--- Extracted information ---
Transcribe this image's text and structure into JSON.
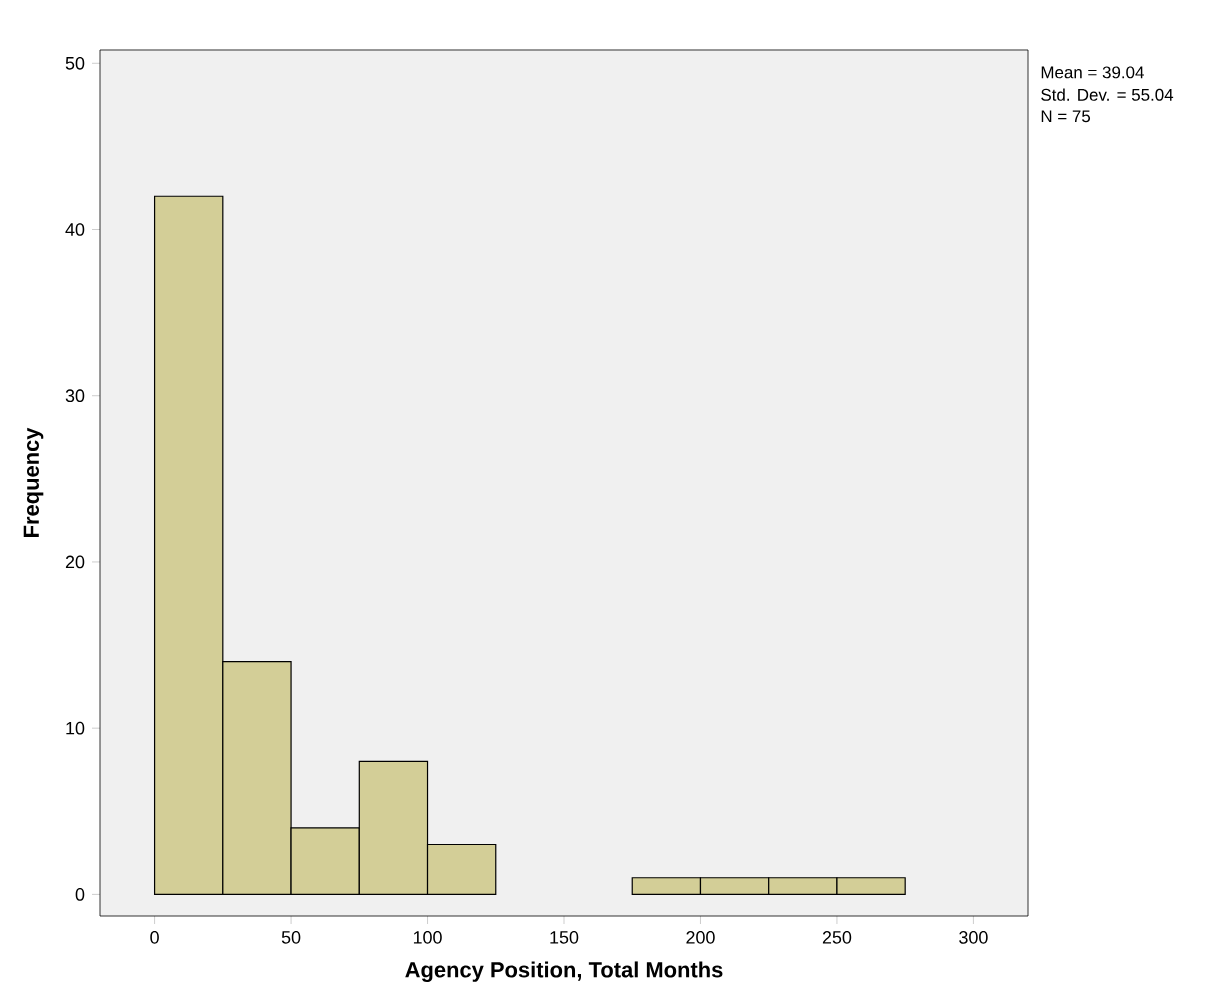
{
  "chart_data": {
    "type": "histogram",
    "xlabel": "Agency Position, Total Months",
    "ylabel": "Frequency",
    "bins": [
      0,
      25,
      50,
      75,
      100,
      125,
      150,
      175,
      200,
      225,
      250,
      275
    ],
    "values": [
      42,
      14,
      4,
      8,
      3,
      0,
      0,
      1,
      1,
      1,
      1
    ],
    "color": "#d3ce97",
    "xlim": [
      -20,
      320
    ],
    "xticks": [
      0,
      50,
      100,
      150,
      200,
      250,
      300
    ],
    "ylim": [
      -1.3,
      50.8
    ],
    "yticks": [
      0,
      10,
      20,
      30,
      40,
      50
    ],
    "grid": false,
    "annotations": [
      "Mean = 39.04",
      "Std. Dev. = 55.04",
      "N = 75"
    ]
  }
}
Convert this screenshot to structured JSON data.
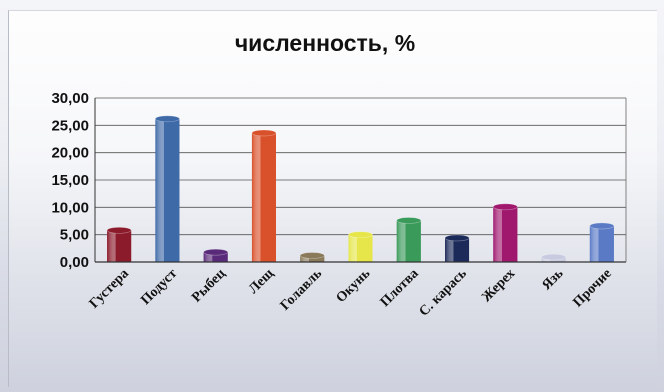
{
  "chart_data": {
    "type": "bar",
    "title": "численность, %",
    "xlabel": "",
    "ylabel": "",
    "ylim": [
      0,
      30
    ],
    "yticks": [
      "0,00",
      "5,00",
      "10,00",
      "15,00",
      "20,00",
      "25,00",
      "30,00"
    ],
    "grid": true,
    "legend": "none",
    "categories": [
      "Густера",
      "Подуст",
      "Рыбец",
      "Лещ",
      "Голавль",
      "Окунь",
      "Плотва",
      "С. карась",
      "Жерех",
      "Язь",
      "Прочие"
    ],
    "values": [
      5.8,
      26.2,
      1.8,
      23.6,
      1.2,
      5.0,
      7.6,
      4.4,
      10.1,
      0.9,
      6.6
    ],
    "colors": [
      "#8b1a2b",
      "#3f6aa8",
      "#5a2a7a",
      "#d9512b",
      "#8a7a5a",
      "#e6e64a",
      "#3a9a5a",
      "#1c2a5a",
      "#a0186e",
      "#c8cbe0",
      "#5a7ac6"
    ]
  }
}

--- What you will do ---
Pick each line holding the word "JSON" out of the listing.

--- Exercise response ---
Transcribe this image's text and structure into JSON.
Convert this screenshot to structured JSON data.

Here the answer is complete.